WHAT YOU WILL DO:
Extract every record, keeping each one exactly as it is.

------------------------------------------------------------

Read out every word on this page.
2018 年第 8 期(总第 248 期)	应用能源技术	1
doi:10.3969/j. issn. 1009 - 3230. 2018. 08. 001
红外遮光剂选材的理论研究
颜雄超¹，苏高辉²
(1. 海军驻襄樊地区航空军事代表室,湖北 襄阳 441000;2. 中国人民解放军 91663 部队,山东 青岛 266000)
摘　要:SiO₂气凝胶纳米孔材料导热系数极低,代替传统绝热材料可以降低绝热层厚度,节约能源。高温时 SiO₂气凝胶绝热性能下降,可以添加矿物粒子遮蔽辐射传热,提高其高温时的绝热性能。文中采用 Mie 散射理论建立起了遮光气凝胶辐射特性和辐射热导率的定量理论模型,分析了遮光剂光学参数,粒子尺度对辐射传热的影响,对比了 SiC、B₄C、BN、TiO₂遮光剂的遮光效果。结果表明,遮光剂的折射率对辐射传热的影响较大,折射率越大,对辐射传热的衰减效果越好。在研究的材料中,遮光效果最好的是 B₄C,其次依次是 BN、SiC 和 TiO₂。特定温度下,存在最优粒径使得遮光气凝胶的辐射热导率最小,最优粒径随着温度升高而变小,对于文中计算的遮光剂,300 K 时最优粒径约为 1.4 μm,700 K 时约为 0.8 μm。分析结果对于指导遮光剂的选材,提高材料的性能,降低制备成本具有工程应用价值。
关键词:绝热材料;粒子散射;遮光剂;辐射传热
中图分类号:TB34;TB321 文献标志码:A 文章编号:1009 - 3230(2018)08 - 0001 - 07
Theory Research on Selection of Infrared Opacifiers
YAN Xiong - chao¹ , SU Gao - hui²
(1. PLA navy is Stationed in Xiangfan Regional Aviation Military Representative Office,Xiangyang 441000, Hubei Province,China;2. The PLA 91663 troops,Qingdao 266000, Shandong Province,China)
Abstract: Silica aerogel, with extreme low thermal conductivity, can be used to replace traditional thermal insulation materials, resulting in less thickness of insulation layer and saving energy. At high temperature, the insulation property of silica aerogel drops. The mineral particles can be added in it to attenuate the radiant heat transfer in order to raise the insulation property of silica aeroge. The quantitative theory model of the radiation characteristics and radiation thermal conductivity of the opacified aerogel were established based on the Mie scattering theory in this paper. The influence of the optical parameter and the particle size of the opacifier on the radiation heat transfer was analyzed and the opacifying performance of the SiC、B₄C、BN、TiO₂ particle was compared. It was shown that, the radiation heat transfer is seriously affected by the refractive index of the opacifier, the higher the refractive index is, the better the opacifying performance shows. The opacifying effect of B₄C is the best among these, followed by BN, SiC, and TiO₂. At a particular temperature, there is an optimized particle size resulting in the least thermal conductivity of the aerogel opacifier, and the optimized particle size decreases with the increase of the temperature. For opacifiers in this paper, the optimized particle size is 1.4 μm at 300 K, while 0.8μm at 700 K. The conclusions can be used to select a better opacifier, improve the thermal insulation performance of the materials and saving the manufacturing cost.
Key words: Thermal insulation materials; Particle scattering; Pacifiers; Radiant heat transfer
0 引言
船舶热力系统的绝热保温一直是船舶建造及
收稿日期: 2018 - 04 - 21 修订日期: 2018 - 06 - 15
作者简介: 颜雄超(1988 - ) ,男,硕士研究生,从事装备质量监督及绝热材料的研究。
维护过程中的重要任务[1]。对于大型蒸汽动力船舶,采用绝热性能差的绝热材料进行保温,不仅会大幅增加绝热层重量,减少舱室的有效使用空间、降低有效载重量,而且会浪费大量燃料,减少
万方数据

------------------------------------------------------------

ANSWER TO THE TASK:
Read out every word on this page.
2018 年第 8 期(总第 248 期)	应用能源技术	1
doi:10.3969/j. issn. 1009 - 3230. 2018. 08. 001
红外遮光剂选材的理论研究
颜雄超¹，苏高辉²
(1. 海军驻襄樊地区航空军事代表室,湖北 襄阳 441000;2. 中国人民解放军 91663 部队,山东 青岛 266000)
摘　要:SiO₂气凝胶纳米孔材料导热系数极低,代替传统绝热材料可以降低绝热层厚度,节约能源。高温时 SiO₂气凝胶绝热性能下降,可以添加矿物粒子遮蔽辐射传热,提高其高温时的绝热性能。文中采用 Mie 散射理论建立起了遮光气凝胶辐射特性和辐射热导率的定量理论模型,分析了遮光剂光学参数,粒子尺度对辐射传热的影响,对比了 SiC、B₄C、BN、TiO₂遮光剂的遮光效果。结果表明,遮光剂的折射率对辐射传热的影响较大,折射率越大,对辐射传热的衰减效果越好。在研究的材料中,遮光效果最好的是 B₄C,其次依次是 BN、SiC 和 TiO₂。特定温度下,存在最优粒径使得遮光气凝胶的辐射热导率最小,最优粒径随着温度升高而变小,对于文中计算的遮光剂,300 K 时最优粒径约为 1.4 μm,700 K 时约为 0.8 μm。分析结果对于指导遮光剂的选材,提高材料的性能,降低制备成本具有工程应用价值。
关键词:绝热材料;粒子散射;遮光剂;辐射传热
中图分类号:TB34;TB321 文献标志码:A 文章编号:1009 - 3230(2018)08 - 0001 - 07
Theory Research on Selection of Infrared Opacifiers
YAN Xiong - chao¹ , SU Gao - hui²
(1. PLA navy is Stationed in Xiangfan Regional Aviation Military Representative Office,Xiangyang 441000, Hubei Province,China;2. The PLA 91663 troops,Qingdao 266000, Shandong Province,China)
Abstract: Silica aerogel, with extreme low thermal conductivity, can be used to replace traditional thermal insulation materials, resulting in less thickness of insulation layer and saving energy. At high temperature, the insulation property of silica aerogel drops. The mineral particles can be added in it to attenuate the radiant heat transfer in order to raise the insulation property of silica aeroge. The quantitative theory model of the radiation characteristics and radiation thermal conductivity of the opacified aerogel were established based on the Mie scattering theory in this paper. The influence of the optical parameter and the particle size of the opacifier on the radiation heat transfer was analyzed and the opacifying performance of the SiC、B₄C、BN、TiO₂ particle was compared. It was shown that, the radiation heat transfer is seriously affected by the refractive index of the opacifier, the higher the refractive index is, the better the opacifying performance shows. The opacifying effect of B₄C is the best among these, followed by BN, SiC, and TiO₂. At a particular temperature, there is an optimized particle size resulting in the least thermal conductivity of the aerogel opacifier, and the optimized particle size decreases with the increase of the temperature. For opacifiers in this paper, the optimized particle size is 1.4 μm at 300 K, while 0.8μm at 700 K. The conclusions can be used to select a better opacifier, improve the thermal insulation performance of the materials and saving the manufacturing cost.
Key words: Thermal insulation materials; Particle scattering; Pacifiers; Radiant heat transfer
0 引言
船舶热力系统的绝热保温一直是船舶建造及
收稿日期: 2018 - 04 - 21 修订日期: 2018 - 06 - 15
作者简介: 颜雄超(1988 - ) ,男,硕士研究生,从事装备质量监督及绝热材料的研究。
维护过程中的重要任务[1]。对于大型蒸汽动力船舶,采用绝热性能差的绝热材料进行保温,不仅会大幅增加绝热层重量,减少舱室的有效使用空间、降低有效载重量,而且会浪费大量燃料,减少
万方数据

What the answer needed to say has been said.